** Begin Records for the exercise **

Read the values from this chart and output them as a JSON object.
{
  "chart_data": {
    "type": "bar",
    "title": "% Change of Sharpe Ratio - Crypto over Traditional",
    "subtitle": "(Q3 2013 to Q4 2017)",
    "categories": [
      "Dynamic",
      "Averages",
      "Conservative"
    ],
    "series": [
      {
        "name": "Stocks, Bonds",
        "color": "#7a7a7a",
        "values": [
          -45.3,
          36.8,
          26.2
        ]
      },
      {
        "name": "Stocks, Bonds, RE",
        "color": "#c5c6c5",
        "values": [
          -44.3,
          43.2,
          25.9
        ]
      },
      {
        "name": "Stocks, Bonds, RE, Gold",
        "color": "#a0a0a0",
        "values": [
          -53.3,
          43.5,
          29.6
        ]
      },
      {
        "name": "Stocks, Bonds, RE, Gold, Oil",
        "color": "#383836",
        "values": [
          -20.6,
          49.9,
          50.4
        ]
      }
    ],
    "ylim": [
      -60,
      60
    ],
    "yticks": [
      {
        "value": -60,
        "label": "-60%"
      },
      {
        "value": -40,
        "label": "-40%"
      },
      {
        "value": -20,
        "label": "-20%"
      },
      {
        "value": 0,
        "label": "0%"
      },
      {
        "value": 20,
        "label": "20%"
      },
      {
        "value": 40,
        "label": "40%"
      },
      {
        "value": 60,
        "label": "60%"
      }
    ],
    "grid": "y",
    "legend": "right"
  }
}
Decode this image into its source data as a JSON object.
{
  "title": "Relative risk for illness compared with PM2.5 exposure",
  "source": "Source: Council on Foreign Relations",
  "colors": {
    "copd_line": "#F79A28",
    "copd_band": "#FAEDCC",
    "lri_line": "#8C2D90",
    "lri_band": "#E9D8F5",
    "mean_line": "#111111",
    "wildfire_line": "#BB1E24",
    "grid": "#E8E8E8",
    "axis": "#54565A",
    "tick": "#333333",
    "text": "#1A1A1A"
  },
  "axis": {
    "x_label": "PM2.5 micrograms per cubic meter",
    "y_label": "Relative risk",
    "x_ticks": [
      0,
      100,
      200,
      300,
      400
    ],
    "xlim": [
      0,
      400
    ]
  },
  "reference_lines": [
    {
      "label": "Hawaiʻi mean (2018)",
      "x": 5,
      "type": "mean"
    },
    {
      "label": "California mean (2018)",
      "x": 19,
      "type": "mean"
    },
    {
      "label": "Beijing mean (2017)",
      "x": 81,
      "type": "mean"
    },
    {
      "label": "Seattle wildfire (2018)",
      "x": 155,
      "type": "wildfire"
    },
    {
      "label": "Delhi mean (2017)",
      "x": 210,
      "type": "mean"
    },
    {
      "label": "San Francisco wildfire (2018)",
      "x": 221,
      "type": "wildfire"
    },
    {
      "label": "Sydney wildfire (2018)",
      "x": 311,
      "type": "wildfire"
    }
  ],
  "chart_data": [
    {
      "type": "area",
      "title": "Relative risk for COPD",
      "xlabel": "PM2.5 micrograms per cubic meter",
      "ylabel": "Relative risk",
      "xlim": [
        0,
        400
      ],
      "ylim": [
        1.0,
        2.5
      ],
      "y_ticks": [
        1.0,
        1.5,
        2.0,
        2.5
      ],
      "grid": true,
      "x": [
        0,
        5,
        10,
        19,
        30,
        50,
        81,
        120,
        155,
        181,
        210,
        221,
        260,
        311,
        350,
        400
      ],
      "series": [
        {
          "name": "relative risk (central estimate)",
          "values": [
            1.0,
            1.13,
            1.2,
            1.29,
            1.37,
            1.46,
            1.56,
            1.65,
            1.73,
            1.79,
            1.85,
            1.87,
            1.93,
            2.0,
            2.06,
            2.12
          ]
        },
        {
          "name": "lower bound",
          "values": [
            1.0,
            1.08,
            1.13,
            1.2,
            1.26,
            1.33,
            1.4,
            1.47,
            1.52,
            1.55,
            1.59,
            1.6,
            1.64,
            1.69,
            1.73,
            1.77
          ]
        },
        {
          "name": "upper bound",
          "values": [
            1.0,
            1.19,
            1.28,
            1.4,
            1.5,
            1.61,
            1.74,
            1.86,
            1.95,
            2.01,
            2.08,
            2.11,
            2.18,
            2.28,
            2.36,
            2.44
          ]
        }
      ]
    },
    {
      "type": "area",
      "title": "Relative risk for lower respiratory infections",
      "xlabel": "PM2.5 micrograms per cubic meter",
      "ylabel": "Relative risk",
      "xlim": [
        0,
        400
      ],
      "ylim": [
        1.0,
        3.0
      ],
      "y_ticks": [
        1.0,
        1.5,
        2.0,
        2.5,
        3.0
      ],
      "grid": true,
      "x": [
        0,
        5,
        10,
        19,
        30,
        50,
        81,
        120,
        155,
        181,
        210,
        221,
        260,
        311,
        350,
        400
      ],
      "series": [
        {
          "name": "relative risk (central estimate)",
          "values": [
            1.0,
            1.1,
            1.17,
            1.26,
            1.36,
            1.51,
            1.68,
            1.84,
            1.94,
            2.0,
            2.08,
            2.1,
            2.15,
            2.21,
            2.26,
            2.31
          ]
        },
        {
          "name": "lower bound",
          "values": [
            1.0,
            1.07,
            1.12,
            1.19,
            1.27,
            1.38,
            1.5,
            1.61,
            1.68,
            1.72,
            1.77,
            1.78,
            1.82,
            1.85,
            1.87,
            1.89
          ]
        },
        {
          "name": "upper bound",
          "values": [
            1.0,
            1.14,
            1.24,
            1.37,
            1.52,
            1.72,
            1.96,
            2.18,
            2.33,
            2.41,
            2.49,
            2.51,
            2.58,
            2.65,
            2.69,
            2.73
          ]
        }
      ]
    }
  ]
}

** End Records for the exercise **

## Exercise objective
Retype the records above exactly.

## Exercise response
Read the values from this chart and output them as a JSON object.
{
  "chart_data": {
    "type": "bar",
    "title": "% Change of Sharpe Ratio - Crypto over Traditional",
    "subtitle": "(Q3 2013 to Q4 2017)",
    "categories": [
      "Dynamic",
      "Averages",
      "Conservative"
    ],
    "series": [
      {
        "name": "Stocks, Bonds",
        "color": "#7a7a7a",
        "values": [
          -45.3,
          36.8,
          26.2
        ]
      },
      {
        "name": "Stocks, Bonds, RE",
        "color": "#c5c6c5",
        "values": [
          -44.3,
          43.2,
          25.9
        ]
      },
      {
        "name": "Stocks, Bonds, RE, Gold",
        "color": "#a0a0a0",
        "values": [
          -53.3,
          43.5,
          29.6
        ]
      },
      {
        "name": "Stocks, Bonds, RE, Gold, Oil",
        "color": "#383836",
        "values": [
          -20.6,
          49.9,
          50.4
        ]
      }
    ],
    "ylim": [
      -60,
      60
    ],
    "yticks": [
      {
        "value": -60,
        "label": "-60%"
      },
      {
        "value": -40,
        "label": "-40%"
      },
      {
        "value": -20,
        "label": "-20%"
      },
      {
        "value": 0,
        "label": "0%"
      },
      {
        "value": 20,
        "label": "20%"
      },
      {
        "value": 40,
        "label": "40%"
      },
      {
        "value": 60,
        "label": "60%"
      }
    ],
    "grid": "y",
    "legend": "right"
  }
}
Decode this image into its source data as a JSON object.
{
  "title": "Relative risk for illness compared with PM2.5 exposure",
  "source": "Source: Council on Foreign Relations",
  "colors": {
    "copd_line": "#F79A28",
    "copd_band": "#FAEDCC",
    "lri_line": "#8C2D90",
    "lri_band": "#E9D8F5",
    "mean_line": "#111111",
    "wildfire_line": "#BB1E24",
    "grid": "#E8E8E8",
    "axis": "#54565A",
    "tick": "#333333",
    "text": "#1A1A1A"
  },
  "axis": {
    "x_label": "PM2.5 micrograms per cubic meter",
    "y_label": "Relative risk",
    "x_ticks": [
      0,
      100,
      200,
      300,
      400
    ],
    "xlim": [
      0,
      400
    ]
  },
  "reference_lines": [
    {
      "label": "Hawaiʻi mean (2018)",
      "x": 5,
      "type": "mean"
    },
    {
      "label": "California mean (2018)",
      "x": 19,
      "type": "mean"
    },
    {
      "label": "Beijing mean (2017)",
      "x": 81,
      "type": "mean"
    },
    {
      "label": "Seattle wildfire (2018)",
      "x": 155,
      "type": "wildfire"
    },
    {
      "label": "Delhi mean (2017)",
      "x": 210,
      "type": "mean"
    },
    {
      "label": "San Francisco wildfire (2018)",
      "x": 221,
      "type": "wildfire"
    },
    {
      "label": "Sydney wildfire (2018)",
      "x": 311,
      "type": "wildfire"
    }
  ],
  "chart_data": [
    {
      "type": "area",
      "title": "Relative risk for COPD",
      "xlabel": "PM2.5 micrograms per cubic meter",
      "ylabel": "Relative risk",
      "xlim": [
        0,
        400
      ],
      "ylim": [
        1.0,
        2.5
      ],
      "y_ticks": [
        1.0,
        1.5,
        2.0,
        2.5
      ],
      "grid": true,
      "x": [
        0,
        5,
        10,
        19,
        30,
        50,
        81,
        120,
        155,
        181,
        210,
        221,
        260,
        311,
        350,
        400
      ],
      "series": [
        {
          "name": "relative risk (central estimate)",
          "values": [
            1.0,
            1.13,
            1.2,
            1.29,
            1.37,
            1.46,
            1.56,
            1.65,
            1.73,
            1.79,
            1.85,
            1.87,
            1.93,
            2.0,
            2.06,
            2.12
          ]
        },
        {
          "name": "lower bound",
          "values": [
            1.0,
            1.08,
            1.13,
            1.2,
            1.26,
            1.33,
            1.4,
            1.47,
            1.52,
            1.55,
            1.59,
            1.6,
            1.64,
            1.69,
            1.73,
            1.77
          ]
        },
        {
          "name": "upper bound",
          "values": [
            1.0,
            1.19,
            1.28,
            1.4,
            1.5,
            1.61,
            1.74,
            1.86,
            1.95,
            2.01,
            2.08,
            2.11,
            2.18,
            2.28,
            2.36,
            2.44
          ]
        }
      ]
    },
    {
      "type": "area",
      "title": "Relative risk for lower respiratory infections",
      "xlabel": "PM2.5 micrograms per cubic meter",
      "ylabel": "Relative risk",
      "xlim": [
        0,
        400
      ],
      "ylim": [
        1.0,
        3.0
      ],
      "y_ticks": [
        1.0,
        1.5,
        2.0,
        2.5,
        3.0
      ],
      "grid": true,
      "x": [
        0,
        5,
        10,
        19,
        30,
        50,
        81,
        120,
        155,
        181,
        210,
        221,
        260,
        311,
        350,
        400
      ],
      "series": [
        {
          "name": "relative risk (central estimate)",
          "values": [
            1.0,
            1.1,
            1.17,
            1.26,
            1.36,
            1.51,
            1.68,
            1.84,
            1.94,
            2.0,
            2.08,
            2.1,
            2.15,
            2.21,
            2.26,
            2.31
          ]
        },
        {
          "name": "lower bound",
          "values": [
            1.0,
            1.07,
            1.12,
            1.19,
            1.27,
            1.38,
            1.5,
            1.61,
            1.68,
            1.72,
            1.77,
            1.78,
            1.82,
            1.85,
            1.87,
            1.89
          ]
        },
        {
          "name": "upper bound",
          "values": [
            1.0,
            1.14,
            1.24,
            1.37,
            1.52,
            1.72,
            1.96,
            2.18,
            2.33,
            2.41,
            2.49,
            2.51,
            2.58,
            2.65,
            2.69,
            2.73
          ]
        }
      ]
    }
  ]
}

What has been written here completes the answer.